**Task goal**
Wherever the word "Language" appears in a line, extract that line.
━━━ Task material
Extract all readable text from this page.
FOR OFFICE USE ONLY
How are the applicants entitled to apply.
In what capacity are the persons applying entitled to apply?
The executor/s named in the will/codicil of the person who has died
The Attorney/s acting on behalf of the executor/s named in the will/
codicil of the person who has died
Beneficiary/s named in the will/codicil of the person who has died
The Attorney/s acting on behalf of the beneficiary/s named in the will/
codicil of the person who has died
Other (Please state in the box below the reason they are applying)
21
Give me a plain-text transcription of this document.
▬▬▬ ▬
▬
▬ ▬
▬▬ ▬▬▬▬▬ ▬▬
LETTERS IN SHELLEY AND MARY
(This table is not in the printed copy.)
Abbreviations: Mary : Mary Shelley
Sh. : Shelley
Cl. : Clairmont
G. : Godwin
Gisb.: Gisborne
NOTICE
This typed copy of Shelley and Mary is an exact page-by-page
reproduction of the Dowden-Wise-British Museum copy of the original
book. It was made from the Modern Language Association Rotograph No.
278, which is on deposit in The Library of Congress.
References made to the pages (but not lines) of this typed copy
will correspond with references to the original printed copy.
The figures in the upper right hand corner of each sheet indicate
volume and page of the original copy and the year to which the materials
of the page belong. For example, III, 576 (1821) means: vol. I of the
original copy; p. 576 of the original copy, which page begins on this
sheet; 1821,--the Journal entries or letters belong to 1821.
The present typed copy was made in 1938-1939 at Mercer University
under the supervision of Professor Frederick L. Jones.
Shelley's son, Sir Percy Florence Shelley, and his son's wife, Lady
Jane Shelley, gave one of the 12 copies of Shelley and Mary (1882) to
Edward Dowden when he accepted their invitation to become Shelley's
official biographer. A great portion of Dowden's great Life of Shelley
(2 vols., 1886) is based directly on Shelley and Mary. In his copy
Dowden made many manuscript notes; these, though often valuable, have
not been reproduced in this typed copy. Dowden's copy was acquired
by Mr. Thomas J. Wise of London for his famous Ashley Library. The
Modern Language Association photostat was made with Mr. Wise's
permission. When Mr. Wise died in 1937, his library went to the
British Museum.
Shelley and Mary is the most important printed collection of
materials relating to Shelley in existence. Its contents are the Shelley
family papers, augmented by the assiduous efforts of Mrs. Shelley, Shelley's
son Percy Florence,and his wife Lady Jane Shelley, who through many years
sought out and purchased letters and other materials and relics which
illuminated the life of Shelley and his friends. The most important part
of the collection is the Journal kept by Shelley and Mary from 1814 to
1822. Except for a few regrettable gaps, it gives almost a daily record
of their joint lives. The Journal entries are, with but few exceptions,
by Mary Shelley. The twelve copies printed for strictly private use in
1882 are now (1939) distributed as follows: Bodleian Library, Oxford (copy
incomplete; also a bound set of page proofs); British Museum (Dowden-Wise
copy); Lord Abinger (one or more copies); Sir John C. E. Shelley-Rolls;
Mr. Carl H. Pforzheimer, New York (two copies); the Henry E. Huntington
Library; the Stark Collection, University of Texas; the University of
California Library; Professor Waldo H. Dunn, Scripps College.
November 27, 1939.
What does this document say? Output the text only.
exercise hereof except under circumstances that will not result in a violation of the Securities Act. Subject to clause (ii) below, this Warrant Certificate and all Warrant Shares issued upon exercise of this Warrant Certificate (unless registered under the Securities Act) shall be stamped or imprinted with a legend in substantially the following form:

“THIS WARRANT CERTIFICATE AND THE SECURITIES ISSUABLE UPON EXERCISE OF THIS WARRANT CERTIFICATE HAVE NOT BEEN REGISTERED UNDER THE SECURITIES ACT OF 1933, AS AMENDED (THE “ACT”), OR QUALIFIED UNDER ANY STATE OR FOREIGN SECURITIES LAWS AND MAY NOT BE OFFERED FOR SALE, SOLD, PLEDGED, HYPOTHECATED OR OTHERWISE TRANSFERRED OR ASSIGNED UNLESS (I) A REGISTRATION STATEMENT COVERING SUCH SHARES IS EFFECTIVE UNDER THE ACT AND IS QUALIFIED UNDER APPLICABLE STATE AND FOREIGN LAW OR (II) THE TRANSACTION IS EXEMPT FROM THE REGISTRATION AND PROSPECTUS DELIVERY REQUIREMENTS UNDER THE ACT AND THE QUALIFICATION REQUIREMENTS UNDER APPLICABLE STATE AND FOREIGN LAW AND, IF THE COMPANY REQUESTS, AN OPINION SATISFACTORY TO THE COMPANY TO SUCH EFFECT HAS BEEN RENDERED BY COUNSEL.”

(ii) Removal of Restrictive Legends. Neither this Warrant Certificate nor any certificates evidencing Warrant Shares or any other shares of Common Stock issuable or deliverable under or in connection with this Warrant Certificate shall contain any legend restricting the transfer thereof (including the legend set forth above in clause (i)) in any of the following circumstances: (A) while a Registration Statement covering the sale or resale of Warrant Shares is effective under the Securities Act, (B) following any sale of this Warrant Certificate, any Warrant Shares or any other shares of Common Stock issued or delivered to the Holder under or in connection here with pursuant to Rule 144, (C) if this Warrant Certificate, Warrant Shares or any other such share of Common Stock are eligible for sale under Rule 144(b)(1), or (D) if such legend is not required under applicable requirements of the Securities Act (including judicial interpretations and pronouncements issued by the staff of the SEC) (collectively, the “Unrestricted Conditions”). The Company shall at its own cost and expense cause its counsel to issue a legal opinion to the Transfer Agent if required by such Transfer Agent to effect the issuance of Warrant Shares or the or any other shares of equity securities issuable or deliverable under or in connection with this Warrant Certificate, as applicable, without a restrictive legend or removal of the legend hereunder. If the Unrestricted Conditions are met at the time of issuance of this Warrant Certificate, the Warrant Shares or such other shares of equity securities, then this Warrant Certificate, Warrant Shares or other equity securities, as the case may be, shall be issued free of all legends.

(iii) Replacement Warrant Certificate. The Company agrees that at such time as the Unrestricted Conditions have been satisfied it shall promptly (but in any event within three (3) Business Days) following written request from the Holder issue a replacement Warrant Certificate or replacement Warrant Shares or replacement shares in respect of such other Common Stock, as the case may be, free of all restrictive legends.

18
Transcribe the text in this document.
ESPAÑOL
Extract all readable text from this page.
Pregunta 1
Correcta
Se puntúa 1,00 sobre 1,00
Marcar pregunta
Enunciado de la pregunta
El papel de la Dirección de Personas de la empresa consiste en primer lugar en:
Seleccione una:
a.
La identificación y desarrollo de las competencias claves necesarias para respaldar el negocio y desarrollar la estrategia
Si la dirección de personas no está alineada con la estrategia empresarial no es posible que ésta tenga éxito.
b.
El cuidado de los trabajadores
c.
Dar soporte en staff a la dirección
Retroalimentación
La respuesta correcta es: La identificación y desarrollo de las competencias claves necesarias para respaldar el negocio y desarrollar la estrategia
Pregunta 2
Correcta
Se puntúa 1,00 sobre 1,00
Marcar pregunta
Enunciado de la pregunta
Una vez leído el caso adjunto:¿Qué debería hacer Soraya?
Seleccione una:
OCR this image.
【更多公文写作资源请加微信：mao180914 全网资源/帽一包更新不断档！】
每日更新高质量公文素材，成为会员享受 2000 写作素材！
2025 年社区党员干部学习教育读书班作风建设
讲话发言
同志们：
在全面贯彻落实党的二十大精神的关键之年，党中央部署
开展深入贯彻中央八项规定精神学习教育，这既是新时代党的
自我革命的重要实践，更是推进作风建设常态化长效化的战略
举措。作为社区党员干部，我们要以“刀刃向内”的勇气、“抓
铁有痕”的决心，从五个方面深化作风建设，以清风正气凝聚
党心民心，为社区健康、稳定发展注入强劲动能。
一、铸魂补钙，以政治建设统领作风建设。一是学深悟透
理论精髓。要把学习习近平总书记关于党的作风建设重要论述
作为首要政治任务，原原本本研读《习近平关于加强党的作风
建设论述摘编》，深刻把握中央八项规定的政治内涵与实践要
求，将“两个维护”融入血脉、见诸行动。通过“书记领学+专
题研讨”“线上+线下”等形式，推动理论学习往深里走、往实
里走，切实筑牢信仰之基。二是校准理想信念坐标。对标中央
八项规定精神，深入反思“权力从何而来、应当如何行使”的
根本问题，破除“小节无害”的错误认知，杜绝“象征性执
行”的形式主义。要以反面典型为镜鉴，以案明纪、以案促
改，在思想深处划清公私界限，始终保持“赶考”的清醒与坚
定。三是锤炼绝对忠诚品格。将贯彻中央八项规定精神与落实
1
━━━━━━
**The output**
book. It was made from the Modern Language Association Rotograph No.
Modern Language Association photostat was made with Mr. Wise's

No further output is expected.